* **What the task asks**:
Reproduce the listing below character for character; drop every image.

************

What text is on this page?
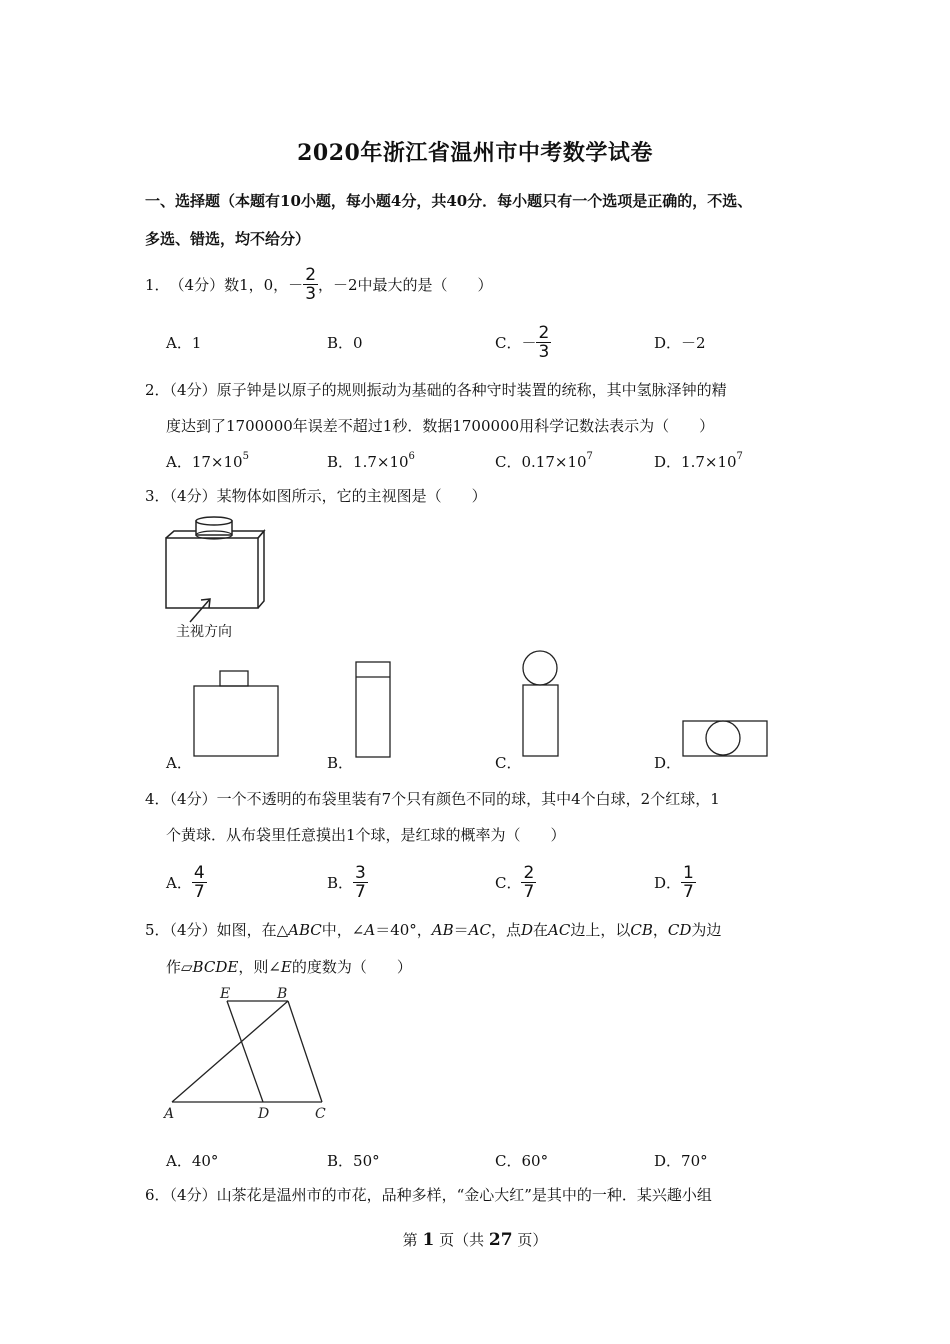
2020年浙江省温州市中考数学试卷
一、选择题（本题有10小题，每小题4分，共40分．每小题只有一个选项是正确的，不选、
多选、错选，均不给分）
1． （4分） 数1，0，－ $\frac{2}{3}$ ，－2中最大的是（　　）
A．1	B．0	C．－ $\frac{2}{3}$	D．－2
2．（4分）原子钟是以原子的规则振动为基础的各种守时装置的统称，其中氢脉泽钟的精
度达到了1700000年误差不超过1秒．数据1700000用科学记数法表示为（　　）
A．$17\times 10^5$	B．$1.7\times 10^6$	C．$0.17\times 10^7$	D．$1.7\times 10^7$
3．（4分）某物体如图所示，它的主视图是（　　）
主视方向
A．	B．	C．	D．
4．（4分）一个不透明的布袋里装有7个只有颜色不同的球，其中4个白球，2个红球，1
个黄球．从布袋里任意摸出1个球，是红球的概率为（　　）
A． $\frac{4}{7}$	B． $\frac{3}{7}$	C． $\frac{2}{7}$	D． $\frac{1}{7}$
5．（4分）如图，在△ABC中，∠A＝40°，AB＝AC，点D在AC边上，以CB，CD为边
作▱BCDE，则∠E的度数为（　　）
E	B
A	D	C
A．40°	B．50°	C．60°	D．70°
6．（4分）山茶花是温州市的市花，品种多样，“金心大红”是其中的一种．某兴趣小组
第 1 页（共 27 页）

************

* **Finished answer**:
What text is on this page?
2020年浙江省温州市中考数学试卷
一、选择题（本题有10小题，每小题4分，共40分．每小题只有一个选项是正确的，不选、
多选、错选，均不给分）
1． （4分） 数1，0，－ $\frac{2}{3}$ ，－2中最大的是（　　）
A．1	B．0	C．－ $\frac{2}{3}$	D．－2
2．（4分）原子钟是以原子的规则振动为基础的各种守时装置的统称，其中氢脉泽钟的精
度达到了1700000年误差不超过1秒．数据1700000用科学记数法表示为（　　）
A．$17\times 10^5$	B．$1.7\times 10^6$	C．$0.17\times 10^7$	D．$1.7\times 10^7$
3．（4分）某物体如图所示，它的主视图是（　　）
主视方向
A．	B．	C．	D．
4．（4分）一个不透明的布袋里装有7个只有颜色不同的球，其中4个白球，2个红球，1
个黄球．从布袋里任意摸出1个球，是红球的概率为（　　）
A． $\frac{4}{7}$	B． $\frac{3}{7}$	C． $\frac{2}{7}$	D． $\frac{1}{7}$
5．（4分）如图，在△ABC中，∠A＝40°，AB＝AC，点D在AC边上，以CB，CD为边
作▱BCDE，则∠E的度数为（　　）
E	B
A	D	C
A．40°	B．50°	C．60°	D．70°
6．（4分）山茶花是温州市的市花，品种多样，“金心大红”是其中的一种．某兴趣小组
第 1 页（共 27 页）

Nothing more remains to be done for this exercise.